Your goal: Update the items from the first line up to and including the line with "table-cell: ▲4.1 bbox=[224, 114, 305, 145]" by replacing "row-label" with "row-heading", leaving everything else unchanged.

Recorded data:
--- Start ---

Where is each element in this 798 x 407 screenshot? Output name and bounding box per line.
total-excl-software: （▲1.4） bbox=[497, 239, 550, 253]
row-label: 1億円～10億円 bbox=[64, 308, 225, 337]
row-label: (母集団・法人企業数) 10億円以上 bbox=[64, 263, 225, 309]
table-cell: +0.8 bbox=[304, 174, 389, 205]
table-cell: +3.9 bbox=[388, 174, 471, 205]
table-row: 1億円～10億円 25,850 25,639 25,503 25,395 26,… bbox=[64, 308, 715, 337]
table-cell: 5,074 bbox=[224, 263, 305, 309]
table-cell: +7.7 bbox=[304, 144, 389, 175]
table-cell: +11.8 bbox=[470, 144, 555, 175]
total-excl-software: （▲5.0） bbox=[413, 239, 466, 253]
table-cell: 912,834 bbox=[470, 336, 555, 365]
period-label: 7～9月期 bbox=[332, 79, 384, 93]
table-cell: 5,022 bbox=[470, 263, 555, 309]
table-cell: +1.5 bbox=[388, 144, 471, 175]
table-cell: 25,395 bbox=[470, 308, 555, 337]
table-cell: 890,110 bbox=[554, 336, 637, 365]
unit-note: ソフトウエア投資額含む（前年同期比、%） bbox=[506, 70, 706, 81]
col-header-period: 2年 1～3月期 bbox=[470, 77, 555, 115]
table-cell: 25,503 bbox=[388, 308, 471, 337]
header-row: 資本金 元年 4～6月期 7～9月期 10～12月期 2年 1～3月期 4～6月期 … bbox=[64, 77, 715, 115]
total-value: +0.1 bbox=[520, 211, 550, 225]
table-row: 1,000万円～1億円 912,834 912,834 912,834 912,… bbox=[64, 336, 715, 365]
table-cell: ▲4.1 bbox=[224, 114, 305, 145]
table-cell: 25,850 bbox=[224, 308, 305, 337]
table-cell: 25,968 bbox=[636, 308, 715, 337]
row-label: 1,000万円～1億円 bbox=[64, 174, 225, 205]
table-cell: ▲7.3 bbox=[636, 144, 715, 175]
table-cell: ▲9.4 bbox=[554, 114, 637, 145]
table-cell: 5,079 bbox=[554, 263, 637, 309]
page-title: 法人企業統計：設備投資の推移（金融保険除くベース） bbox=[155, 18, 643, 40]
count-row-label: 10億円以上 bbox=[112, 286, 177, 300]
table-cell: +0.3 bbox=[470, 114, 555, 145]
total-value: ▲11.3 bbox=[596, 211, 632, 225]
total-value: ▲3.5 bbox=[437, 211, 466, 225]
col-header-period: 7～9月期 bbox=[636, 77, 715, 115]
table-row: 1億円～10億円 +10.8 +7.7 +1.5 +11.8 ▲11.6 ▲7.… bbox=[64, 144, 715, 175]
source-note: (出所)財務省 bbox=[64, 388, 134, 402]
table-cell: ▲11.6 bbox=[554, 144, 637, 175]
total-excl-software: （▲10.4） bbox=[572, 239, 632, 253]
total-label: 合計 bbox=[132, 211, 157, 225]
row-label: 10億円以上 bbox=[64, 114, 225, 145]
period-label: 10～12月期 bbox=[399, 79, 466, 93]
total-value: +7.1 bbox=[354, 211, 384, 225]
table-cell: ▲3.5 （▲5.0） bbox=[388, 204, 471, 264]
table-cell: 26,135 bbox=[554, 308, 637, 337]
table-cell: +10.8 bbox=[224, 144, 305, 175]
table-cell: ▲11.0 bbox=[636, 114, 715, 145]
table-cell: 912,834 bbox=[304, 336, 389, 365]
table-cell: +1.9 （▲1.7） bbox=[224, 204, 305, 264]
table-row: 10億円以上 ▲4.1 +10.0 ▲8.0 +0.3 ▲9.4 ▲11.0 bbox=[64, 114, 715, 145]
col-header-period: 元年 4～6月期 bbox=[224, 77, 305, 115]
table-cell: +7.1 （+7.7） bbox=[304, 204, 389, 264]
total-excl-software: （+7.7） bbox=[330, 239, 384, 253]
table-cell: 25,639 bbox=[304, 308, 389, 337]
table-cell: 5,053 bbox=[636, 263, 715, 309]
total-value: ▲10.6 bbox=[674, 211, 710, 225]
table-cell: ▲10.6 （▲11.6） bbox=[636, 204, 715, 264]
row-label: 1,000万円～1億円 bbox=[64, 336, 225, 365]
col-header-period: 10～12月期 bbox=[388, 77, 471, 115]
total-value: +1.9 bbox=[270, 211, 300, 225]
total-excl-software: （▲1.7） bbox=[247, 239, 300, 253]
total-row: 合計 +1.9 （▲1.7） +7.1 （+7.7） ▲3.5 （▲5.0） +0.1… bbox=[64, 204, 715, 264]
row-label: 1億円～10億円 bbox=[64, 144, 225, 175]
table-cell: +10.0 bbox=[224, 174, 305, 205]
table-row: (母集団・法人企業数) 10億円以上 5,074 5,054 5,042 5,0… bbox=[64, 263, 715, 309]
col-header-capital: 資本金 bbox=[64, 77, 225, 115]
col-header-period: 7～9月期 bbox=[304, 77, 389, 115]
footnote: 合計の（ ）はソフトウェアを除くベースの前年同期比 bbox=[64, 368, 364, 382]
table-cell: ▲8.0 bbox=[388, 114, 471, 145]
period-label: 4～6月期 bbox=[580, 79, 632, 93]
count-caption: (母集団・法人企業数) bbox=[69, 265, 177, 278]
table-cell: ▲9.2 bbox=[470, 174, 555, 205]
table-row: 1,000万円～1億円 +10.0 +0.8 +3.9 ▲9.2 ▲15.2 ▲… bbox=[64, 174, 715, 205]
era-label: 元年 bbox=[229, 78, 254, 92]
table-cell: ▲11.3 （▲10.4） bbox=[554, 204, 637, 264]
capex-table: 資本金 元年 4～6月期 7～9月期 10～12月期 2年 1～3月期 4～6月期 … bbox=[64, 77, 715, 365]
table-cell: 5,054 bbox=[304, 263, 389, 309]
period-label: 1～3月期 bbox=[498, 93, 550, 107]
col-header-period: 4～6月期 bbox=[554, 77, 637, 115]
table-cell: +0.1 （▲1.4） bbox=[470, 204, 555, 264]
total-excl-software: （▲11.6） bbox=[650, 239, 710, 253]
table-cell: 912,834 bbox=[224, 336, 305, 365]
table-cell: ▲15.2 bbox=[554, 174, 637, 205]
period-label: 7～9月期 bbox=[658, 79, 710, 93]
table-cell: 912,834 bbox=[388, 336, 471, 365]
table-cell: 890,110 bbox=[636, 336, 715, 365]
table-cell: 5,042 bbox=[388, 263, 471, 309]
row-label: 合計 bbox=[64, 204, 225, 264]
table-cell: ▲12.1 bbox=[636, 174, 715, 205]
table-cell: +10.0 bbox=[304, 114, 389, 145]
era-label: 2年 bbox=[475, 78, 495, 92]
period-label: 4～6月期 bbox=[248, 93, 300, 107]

--- End ---

Written solution:
Where is each element in this 798 x 407 screenshot? Output name and bounding box per line.
total-excl-software: （▲1.4） bbox=[497, 239, 550, 253]
row-heading: 1億円～10億円 bbox=[64, 308, 225, 337]
row-heading: (母集団・法人企業数) 10億円以上 bbox=[64, 263, 225, 309]
table-cell: +0.8 bbox=[304, 174, 389, 205]
table-cell: +3.9 bbox=[388, 174, 471, 205]
table-row: 1億円～10億円 25,850 25,639 25,503 25,395 26,… bbox=[64, 308, 715, 337]
table-cell: 5,074 bbox=[224, 263, 305, 309]
table-cell: +7.7 bbox=[304, 144, 389, 175]
table-cell: +11.8 bbox=[470, 144, 555, 175]
total-excl-software: （▲5.0） bbox=[413, 239, 466, 253]
table-cell: 912,834 bbox=[470, 336, 555, 365]
period-label: 7～9月期 bbox=[332, 79, 384, 93]
table-cell: 5,022 bbox=[470, 263, 555, 309]
table-cell: +1.5 bbox=[388, 144, 471, 175]
table-cell: 25,395 bbox=[470, 308, 555, 337]
table-cell: 890,110 bbox=[554, 336, 637, 365]
unit-note: ソフトウエア投資額含む（前年同期比、%） bbox=[506, 70, 706, 81]
col-header-period: 2年 1～3月期 bbox=[470, 77, 555, 115]
table-cell: 25,503 bbox=[388, 308, 471, 337]
header-row: 資本金 元年 4～6月期 7～9月期 10～12月期 2年 1～3月期 4～6月期 … bbox=[64, 77, 715, 115]
total-value: +0.1 bbox=[520, 211, 550, 225]
table-row: 1,000万円～1億円 912,834 912,834 912,834 912,… bbox=[64, 336, 715, 365]
table-cell: ▲4.1 bbox=[224, 114, 305, 145]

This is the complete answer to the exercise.